■ Selected excerpt ■
— begin —

The icon for the video sharing TikTok app is seen on a smartphone.

By Anna Desmarais

Published on 22/03/2024 - 09:31•Updated 09:31

Share this article Comments

Some German MPs on a parliamentary intelligence board think the country should consider a harder stance on TikTok.

German politicians are discussing whether they need to harden their stance on TikTok, a Chinese-owned social media app for short social media videos.

It comes a few days after the US House of Representatives voted unanimously in favour of legislation that could force ByteDance, the company behind TikTok, to sell the app or face a complete ban from app stores in the United States.

The bill still needs to be examined by the US Senate before it becomes law.



Multiple members of a German parliamentary board that monitors intelligence services have spoken recently about the topic.

Roderich Kiesewetter, vice chairman of the Bundestag’s intelligence control committee and member of Germany’s Christian Democratic Union (CDU), told German daily the Handelsblatt that the country should consider a "general ban on TikTok" if stricter regulation of the platform can’t be "implemented efficiently".

Some politicians in Germany consider the app "a danger to our democracy," Kiesewetter continued, because it is an "important instrument" in China and Russia’s hybrid warfare.

There are roughly 19 million users of TikTok in Germany, according to a 2023 government response tabled in the Bundestag.




Regulation instead of an outright ban​

Jens Zimmerman, a member of Germany’s Social Democratic Party, said, according to German broadcaster BR, that the government should consider at least banning the app on federal devices. This is the case for the EU institutions, for instance.

— end —

■ Information supplied ■
— begin —

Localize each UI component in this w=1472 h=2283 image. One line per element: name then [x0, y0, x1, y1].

— end —

■ Task objective ■
Please answer these from the TikTok article:
1. Which committee is Roderich Kiesewetter vice chairman of?
2. About how many TikTok users are there in Germany, according to the 2023 government response?
3. Which party is Jens Zimmerman a member of?
The lines are separate material and have no connection to the TikTok article.

■ Result of this task ■
1. The Bundestag's intelligence control committee
2. Roughly 19 million
3. Germany's Social Democratic Party